## Stated exercise
Starting at the line below that contains "What text is on this page?", print each line through the end of the records exactly as it appears.

## Entries

--- Begin ---

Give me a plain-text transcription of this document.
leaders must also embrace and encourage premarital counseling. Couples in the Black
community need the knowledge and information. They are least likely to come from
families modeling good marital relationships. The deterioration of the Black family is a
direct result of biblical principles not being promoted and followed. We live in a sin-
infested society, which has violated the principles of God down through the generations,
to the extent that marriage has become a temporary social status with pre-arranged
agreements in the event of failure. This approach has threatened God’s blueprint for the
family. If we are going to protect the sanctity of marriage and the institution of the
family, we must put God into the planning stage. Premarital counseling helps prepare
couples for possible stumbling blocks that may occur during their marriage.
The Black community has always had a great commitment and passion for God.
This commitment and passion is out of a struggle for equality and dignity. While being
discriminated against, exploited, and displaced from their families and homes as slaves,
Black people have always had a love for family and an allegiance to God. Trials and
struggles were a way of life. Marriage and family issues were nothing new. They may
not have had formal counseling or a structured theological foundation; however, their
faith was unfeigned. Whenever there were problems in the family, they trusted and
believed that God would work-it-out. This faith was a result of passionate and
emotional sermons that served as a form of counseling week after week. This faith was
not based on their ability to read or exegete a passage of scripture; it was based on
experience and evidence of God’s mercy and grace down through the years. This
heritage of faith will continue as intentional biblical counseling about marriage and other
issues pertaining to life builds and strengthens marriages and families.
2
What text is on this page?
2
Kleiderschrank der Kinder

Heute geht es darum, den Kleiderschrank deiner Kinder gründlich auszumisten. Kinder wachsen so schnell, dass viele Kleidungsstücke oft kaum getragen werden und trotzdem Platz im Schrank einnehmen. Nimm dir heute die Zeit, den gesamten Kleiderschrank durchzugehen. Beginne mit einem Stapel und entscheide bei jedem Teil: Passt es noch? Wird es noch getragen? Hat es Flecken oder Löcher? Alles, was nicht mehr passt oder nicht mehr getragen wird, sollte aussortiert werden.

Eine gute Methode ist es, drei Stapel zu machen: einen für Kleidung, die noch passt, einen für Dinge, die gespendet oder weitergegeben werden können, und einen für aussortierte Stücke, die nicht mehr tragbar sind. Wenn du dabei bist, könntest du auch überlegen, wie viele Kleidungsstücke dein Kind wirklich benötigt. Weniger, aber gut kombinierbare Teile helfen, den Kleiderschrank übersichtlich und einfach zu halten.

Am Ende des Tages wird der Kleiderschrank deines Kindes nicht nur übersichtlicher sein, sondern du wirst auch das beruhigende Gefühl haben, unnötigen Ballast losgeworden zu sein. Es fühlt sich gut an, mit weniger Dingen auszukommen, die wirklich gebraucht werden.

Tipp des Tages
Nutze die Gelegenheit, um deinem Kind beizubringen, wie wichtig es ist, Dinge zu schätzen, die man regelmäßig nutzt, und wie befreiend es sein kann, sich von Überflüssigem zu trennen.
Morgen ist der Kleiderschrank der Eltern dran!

--- End ---

## Response to this task
What text is on this page?
2
Kleiderschrank der Kinder

Heute geht es darum, den Kleiderschrank deiner Kinder gründlich auszumisten. Kinder wachsen so schnell, dass viele Kleidungsstücke oft kaum getragen werden und trotzdem Platz im Schrank einnehmen. Nimm dir heute die Zeit, den gesamten Kleiderschrank durchzugehen. Beginne mit einem Stapel und entscheide bei jedem Teil: Passt es noch? Wird es noch getragen? Hat es Flecken oder Löcher? Alles, was nicht mehr passt oder nicht mehr getragen wird, sollte aussortiert werden.

Eine gute Methode ist es, drei Stapel zu machen: einen für Kleidung, die noch passt, einen für Dinge, die gespendet oder weitergegeben werden können, und einen für aussortierte Stücke, die nicht mehr tragbar sind. Wenn du dabei bist, könntest du auch überlegen, wie viele Kleidungsstücke dein Kind wirklich benötigt. Weniger, aber gut kombinierbare Teile helfen, den Kleiderschrank übersichtlich und einfach zu halten.

Am Ende des Tages wird der Kleiderschrank deines Kindes nicht nur übersichtlicher sein, sondern du wirst auch das beruhigende Gefühl haben, unnötigen Ballast losgeworden zu sein. Es fühlt sich gut an, mit weniger Dingen auszukommen, die wirklich gebraucht werden.

Tipp des Tages
Nutze die Gelegenheit, um deinem Kind beizubringen, wie wichtig es ist, Dinge zu schätzen, die man regelmäßig nutzt, und wie befreiend es sein kann, sich von Überflüssigem zu trennen.
Morgen ist der Kleiderschrank der Eltern dran!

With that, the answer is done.